Lay out the data below as a Markdown table with two columns, Row and Entry. Put a running number in Row and each line in Entry, skipping blank lines.
--- start ---
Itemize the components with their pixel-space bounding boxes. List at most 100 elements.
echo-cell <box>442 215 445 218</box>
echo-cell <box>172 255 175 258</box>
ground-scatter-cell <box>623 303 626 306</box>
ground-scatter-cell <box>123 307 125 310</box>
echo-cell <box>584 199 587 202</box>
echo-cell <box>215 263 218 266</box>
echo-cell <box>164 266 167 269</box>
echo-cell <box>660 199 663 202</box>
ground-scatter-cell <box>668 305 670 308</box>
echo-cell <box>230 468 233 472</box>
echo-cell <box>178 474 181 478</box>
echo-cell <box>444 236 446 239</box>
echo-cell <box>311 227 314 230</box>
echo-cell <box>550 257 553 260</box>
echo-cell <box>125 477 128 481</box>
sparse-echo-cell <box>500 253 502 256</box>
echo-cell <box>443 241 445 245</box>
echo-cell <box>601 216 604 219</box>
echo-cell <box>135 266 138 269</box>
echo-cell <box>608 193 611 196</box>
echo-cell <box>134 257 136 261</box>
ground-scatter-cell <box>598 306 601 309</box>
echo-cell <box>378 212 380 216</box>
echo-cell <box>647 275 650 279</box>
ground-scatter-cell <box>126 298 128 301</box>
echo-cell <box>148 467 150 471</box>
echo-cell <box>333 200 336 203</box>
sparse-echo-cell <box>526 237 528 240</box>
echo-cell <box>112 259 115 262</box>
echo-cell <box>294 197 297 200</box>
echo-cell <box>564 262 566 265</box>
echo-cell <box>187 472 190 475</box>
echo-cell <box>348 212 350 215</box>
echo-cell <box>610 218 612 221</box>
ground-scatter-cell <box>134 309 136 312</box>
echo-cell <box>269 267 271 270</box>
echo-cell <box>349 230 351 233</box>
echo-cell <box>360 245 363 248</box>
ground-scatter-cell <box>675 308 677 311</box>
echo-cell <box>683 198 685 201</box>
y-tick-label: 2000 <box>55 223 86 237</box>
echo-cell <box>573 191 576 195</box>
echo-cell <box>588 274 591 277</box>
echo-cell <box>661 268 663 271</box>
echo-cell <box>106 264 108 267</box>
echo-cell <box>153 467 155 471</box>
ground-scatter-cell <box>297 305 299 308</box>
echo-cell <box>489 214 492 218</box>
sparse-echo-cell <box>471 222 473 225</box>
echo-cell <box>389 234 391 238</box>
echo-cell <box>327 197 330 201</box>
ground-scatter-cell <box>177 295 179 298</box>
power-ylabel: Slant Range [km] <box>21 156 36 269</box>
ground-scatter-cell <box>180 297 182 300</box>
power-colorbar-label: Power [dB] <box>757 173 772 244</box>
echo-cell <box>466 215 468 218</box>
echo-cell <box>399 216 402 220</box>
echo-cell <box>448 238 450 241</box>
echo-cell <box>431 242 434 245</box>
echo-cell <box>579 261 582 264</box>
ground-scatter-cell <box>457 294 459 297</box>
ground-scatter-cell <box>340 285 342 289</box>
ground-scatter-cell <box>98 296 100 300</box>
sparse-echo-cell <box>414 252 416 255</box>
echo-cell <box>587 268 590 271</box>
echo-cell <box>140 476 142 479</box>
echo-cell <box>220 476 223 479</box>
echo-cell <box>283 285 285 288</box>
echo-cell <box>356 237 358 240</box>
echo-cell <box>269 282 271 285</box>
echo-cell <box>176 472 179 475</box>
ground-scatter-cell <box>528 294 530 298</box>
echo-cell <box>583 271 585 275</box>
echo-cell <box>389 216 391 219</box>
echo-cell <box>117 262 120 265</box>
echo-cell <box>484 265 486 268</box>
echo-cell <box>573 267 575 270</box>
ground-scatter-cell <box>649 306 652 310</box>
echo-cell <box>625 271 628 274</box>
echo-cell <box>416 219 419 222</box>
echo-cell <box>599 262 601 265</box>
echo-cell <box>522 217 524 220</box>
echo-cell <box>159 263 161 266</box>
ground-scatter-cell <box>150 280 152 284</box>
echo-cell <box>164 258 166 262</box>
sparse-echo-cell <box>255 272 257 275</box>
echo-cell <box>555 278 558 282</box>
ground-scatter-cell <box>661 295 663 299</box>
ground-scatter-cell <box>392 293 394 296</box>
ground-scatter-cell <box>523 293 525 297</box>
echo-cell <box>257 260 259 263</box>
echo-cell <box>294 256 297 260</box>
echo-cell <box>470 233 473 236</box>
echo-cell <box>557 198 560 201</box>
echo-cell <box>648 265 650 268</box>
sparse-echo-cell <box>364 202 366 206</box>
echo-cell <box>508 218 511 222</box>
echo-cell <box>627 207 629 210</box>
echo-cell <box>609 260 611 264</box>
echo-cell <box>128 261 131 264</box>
--- end ---
→ RESULT
| Row | Entry |
|---|---|
| 1 | Itemize the components with their pixel-space bounding boxes. List at most 100 elements. |
| 2 | echo-cell <box>442 215 445 218</box> |
| 3 | echo-cell <box>172 255 175 258</box> |
| 4 | ground-scatter-cell <box>623 303 626 306</box> |
| 5 | ground-scatter-cell <box>123 307 125 310</box> |
| 6 | echo-cell <box>584 199 587 202</box> |
| 7 | echo-cell <box>215 263 218 266</box> |
| 8 | echo-cell <box>164 266 167 269</box> |
| 9 | echo-cell <box>660 199 663 202</box> |
| 10 | ground-scatter-cell <box>668 305 670 308</box> |
| 11 | echo-cell <box>230 468 233 472</box> |
| 12 | echo-cell <box>178 474 181 478</box> |
| 13 | echo-cell <box>444 236 446 239</box> |
| 14 | echo-cell <box>311 227 314 230</box> |
| 15 | echo-cell <box>550 257 553 260</box> |
| 16 | echo-cell <box>125 477 128 481</box> |
| 17 | sparse-echo-cell <box>500 253 502 256</box> |
| 18 | echo-cell <box>443 241 445 245</box> |
| 19 | echo-cell <box>601 216 604 219</box> |
| 20 | echo-cell <box>135 266 138 269</box> |
| 21 | echo-cell <box>608 193 611 196</box> |
| 22 | echo-cell <box>134 257 136 261</box> |
| 23 | ground-scatter-cell <box>598 306 601 309</box> |
| 24 | echo-cell <box>378 212 380 216</box> |
| 25 | echo-cell <box>647 275 650 279</box> |
| 26 | ground-scatter-cell <box>126 298 128 301</box> |
| 27 | echo-cell <box>148 467 150 471</box> |
| 28 | echo-cell <box>333 200 336 203</box> |
| 29 | sparse-echo-cell <box>526 237 528 240</box> |
| 30 | echo-cell <box>112 259 115 262</box> |
| 31 | echo-cell <box>294 197 297 200</box> |
| 32 | echo-cell <box>564 262 566 265</box> |
| 33 | echo-cell <box>187 472 190 475</box> |
| 34 | echo-cell <box>348 212 350 215</box> |
| 35 | echo-cell <box>610 218 612 221</box> |
| 36 | ground-scatter-cell <box>134 309 136 312</box> |
| 37 | echo-cell <box>269 267 271 270</box> |
| 38 | echo-cell <box>349 230 351 233</box> |
| 39 | echo-cell <box>360 245 363 248</box> |
| 40 | ground-scatter-cell <box>675 308 677 311</box> |
| 41 | echo-cell <box>683 198 685 201</box> |
| 42 | y-tick-label: 2000 <box>55 223 86 237</box> |
| 43 | echo-cell <box>573 191 576 195</box> |
| 44 | echo-cell <box>588 274 591 277</box> |
| 45 | echo-cell <box>661 268 663 271</box> |
| 46 | echo-cell <box>106 264 108 267</box> |
| 47 | echo-cell <box>153 467 155 471</box> |
| 48 | ground-scatter-cell <box>297 305 299 308</box> |
| 49 | echo-cell <box>489 214 492 218</box> |
| 50 | sparse-echo-cell <box>471 222 473 225</box> |
| 51 | echo-cell <box>389 234 391 238</box> |
| 52 | echo-cell <box>327 197 330 201</box> |
| 53 | ground-scatter-cell <box>177 295 179 298</box> |
| 54 | power-ylabel: Slant Range [km] <box>21 156 36 269</box> |
| 55 | ground-scatter-cell <box>180 297 182 300</box> |
| 56 | power-colorbar-label: Power [dB] <box>757 173 772 244</box> |
| 57 | echo-cell <box>466 215 468 218</box> |
| 58 | echo-cell <box>399 216 402 220</box> |
| 59 | echo-cell <box>448 238 450 241</box> |
| 60 | echo-cell <box>431 242 434 245</box> |
| 61 | echo-cell <box>579 261 582 264</box> |
| 62 | ground-scatter-cell <box>457 294 459 297</box> |
| 63 | ground-scatter-cell <box>340 285 342 289</box> |
| 64 | ground-scatter-cell <box>98 296 100 300</box> |
| 65 | sparse-echo-cell <box>414 252 416 255</box> |
| 66 | echo-cell <box>587 268 590 271</box> |
| 67 | echo-cell <box>140 476 142 479</box> |
| 68 | echo-cell <box>220 476 223 479</box> |
| 69 | echo-cell <box>283 285 285 288</box> |
| 70 | echo-cell <box>356 237 358 240</box> |
| 71 | echo-cell <box>269 282 271 285</box> |
| 72 | echo-cell <box>176 472 179 475</box> |
| 73 | ground-scatter-cell <box>528 294 530 298</box> |
| 74 | echo-cell <box>583 271 585 275</box> |
| 75 | echo-cell <box>389 216 391 219</box> |
| 76 | echo-cell <box>117 262 120 265</box> |
| 77 | echo-cell <box>484 265 486 268</box> |
| 78 | echo-cell <box>573 267 575 270</box> |
| 79 | ground-scatter-cell <box>649 306 652 310</box> |
| 80 | echo-cell <box>625 271 628 274</box> |
| 81 | echo-cell <box>416 219 419 222</box> |
| 82 | echo-cell <box>599 262 601 265</box> |
| 83 | echo-cell <box>522 217 524 220</box> |
| 84 | echo-cell <box>159 263 161 266</box> |
| 85 | ground-scatter-cell <box>150 280 152 284</box> |
| 86 | echo-cell <box>164 258 166 262</box> |
| 87 | sparse-echo-cell <box>255 272 257 275</box> |
| 88 | echo-cell <box>555 278 558 282</box> |
| 89 | ground-scatter-cell <box>661 295 663 299</box> |
| 90 | ground-scatter-cell <box>392 293 394 296</box> |
| 91 | ground-scatter-cell <box>523 293 525 297</box> |
| 92 | echo-cell <box>257 260 259 263</box> |
| 93 | echo-cell <box>294 256 297 260</box> |
| 94 | echo-cell <box>470 233 473 236</box> |
| 95 | echo-cell <box>557 198 560 201</box> |
| 96 | echo-cell <box>648 265 650 268</box> |
| 97 | sparse-echo-cell <box>364 202 366 206</box> |
| 98 | echo-cell <box>508 218 511 222</box> |
| 99 | echo-cell <box>627 207 629 210</box> |
| 100 | echo-cell <box>609 260 611 264</box> |
| 101 | echo-cell <box>128 261 131 264</box> |